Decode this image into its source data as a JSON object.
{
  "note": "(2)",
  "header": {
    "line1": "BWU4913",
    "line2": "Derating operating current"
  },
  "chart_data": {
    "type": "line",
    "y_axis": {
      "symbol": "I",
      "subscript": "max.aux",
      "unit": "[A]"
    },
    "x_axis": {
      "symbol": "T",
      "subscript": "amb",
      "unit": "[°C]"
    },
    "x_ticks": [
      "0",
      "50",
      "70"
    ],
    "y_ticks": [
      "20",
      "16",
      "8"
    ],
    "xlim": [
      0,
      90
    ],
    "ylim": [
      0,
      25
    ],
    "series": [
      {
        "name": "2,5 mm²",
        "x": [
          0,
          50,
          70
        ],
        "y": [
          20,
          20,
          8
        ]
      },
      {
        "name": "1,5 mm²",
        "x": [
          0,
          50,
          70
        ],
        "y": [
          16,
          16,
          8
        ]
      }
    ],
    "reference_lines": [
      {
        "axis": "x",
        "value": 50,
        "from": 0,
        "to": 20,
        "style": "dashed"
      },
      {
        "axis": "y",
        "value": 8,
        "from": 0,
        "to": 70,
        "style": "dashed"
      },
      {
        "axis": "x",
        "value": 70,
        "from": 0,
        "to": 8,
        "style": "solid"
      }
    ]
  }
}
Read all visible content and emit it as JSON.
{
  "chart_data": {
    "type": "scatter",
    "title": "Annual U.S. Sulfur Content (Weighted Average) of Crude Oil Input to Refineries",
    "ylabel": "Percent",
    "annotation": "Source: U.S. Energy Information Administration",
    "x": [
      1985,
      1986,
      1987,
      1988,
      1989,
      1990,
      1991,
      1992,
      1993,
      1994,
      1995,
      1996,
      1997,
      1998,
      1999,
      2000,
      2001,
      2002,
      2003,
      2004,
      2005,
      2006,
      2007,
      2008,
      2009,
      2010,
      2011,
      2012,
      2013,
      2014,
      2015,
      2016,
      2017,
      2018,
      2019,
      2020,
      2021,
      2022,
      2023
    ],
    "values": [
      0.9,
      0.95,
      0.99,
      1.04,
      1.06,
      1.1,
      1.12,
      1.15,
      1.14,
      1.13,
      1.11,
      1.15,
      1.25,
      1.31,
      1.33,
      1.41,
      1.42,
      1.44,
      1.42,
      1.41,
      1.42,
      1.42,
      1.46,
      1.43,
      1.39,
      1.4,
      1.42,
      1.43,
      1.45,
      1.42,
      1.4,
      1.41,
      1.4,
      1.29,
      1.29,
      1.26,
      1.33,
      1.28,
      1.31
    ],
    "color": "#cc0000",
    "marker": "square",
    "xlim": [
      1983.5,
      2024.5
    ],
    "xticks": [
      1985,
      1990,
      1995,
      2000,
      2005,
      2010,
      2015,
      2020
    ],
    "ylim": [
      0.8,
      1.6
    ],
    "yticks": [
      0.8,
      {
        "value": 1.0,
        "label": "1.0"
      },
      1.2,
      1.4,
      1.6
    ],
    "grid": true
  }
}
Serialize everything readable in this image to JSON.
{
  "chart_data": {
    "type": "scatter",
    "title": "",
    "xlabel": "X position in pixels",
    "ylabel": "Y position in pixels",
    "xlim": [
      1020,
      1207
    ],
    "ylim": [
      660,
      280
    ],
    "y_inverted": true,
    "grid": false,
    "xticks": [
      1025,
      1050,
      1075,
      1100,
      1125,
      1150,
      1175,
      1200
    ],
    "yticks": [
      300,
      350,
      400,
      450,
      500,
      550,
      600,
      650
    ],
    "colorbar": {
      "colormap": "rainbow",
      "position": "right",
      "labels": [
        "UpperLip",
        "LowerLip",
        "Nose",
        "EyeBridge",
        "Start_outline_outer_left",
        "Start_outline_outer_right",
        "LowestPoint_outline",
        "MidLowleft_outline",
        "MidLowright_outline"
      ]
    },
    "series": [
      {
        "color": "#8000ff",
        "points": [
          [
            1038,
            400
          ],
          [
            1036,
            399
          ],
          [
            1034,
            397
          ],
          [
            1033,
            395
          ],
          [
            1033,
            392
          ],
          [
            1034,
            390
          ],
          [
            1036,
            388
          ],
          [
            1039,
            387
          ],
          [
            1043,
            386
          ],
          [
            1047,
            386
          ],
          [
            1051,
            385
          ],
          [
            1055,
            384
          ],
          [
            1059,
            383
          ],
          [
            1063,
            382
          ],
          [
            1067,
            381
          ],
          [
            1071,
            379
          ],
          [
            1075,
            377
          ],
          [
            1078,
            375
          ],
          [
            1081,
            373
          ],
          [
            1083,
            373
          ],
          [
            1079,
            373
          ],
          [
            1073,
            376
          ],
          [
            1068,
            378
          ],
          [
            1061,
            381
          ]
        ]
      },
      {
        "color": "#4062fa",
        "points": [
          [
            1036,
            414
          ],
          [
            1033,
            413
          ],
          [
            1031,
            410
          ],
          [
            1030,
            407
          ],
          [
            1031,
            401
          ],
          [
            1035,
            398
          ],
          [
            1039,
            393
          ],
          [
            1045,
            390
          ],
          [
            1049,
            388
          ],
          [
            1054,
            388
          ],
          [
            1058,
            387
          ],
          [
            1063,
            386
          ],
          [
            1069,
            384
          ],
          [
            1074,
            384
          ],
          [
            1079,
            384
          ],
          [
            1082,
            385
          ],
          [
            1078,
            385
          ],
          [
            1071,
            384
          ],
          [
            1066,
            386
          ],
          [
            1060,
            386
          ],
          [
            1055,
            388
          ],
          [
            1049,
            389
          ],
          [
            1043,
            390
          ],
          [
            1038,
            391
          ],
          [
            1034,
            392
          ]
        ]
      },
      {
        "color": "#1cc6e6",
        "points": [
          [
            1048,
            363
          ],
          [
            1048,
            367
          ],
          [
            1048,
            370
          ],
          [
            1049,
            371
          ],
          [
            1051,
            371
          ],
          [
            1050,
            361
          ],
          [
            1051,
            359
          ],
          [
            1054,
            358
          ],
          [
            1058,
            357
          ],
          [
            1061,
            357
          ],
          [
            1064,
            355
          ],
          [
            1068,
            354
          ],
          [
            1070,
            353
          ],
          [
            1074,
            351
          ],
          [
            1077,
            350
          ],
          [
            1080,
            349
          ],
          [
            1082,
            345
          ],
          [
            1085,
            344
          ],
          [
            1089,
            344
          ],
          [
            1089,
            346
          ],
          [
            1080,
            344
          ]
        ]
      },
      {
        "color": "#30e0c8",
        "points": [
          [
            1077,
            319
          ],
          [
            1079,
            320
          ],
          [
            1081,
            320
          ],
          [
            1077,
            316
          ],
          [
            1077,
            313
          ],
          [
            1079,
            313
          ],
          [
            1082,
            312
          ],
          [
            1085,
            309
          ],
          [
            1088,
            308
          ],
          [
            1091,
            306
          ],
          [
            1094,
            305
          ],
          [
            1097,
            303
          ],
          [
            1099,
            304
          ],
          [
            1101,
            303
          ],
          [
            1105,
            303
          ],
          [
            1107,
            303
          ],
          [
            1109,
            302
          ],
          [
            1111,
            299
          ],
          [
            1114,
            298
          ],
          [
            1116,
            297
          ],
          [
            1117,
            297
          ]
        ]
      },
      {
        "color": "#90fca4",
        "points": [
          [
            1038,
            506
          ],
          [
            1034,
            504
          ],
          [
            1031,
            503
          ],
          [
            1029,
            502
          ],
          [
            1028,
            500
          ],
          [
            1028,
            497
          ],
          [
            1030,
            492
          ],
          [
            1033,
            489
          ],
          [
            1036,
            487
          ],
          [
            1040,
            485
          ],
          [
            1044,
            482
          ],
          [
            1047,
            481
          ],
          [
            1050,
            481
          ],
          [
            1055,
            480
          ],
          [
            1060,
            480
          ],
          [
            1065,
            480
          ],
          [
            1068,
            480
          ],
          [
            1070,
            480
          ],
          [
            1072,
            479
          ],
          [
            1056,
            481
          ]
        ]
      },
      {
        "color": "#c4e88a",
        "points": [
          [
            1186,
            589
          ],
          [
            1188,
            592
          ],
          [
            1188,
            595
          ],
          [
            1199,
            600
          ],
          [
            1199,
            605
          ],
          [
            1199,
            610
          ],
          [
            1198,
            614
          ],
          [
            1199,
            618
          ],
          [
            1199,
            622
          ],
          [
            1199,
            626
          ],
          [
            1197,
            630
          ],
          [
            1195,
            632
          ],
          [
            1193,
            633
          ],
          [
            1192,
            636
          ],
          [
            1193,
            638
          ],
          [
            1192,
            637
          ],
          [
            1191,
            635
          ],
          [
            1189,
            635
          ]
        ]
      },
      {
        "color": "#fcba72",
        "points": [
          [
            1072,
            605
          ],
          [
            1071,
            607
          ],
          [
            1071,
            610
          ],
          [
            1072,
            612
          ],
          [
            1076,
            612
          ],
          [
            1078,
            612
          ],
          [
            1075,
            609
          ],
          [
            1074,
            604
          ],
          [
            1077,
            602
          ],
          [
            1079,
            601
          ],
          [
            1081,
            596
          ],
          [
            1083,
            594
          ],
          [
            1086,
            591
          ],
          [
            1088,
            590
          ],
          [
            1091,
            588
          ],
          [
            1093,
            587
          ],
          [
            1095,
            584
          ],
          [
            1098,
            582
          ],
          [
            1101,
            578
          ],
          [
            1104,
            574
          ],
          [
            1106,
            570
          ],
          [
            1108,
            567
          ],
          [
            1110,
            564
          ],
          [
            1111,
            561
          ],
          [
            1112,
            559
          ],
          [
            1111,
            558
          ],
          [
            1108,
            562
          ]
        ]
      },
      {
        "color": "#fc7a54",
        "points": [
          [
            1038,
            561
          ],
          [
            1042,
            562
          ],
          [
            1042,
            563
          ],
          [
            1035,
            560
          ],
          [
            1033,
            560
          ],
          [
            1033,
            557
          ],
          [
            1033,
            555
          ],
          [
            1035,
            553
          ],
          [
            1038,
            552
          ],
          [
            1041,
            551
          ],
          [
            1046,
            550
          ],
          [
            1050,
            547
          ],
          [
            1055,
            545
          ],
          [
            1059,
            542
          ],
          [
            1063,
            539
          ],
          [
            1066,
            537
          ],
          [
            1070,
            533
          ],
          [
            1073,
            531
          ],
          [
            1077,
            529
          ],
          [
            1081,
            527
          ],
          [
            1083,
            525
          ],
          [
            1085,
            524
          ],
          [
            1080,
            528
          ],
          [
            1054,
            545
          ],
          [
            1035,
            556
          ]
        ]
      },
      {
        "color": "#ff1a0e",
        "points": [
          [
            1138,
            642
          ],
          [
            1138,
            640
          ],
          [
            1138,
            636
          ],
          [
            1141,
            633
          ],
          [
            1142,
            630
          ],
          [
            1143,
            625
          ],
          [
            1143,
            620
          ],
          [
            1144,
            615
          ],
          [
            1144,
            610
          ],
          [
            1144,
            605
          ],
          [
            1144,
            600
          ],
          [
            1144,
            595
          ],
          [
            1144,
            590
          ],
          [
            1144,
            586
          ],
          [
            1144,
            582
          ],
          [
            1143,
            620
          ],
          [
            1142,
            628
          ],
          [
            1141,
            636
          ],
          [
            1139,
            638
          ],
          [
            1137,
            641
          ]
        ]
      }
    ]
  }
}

------------------------

## The exercise
Reply with one number only: the count of lines in the entries that contain "image".

## Full solution
2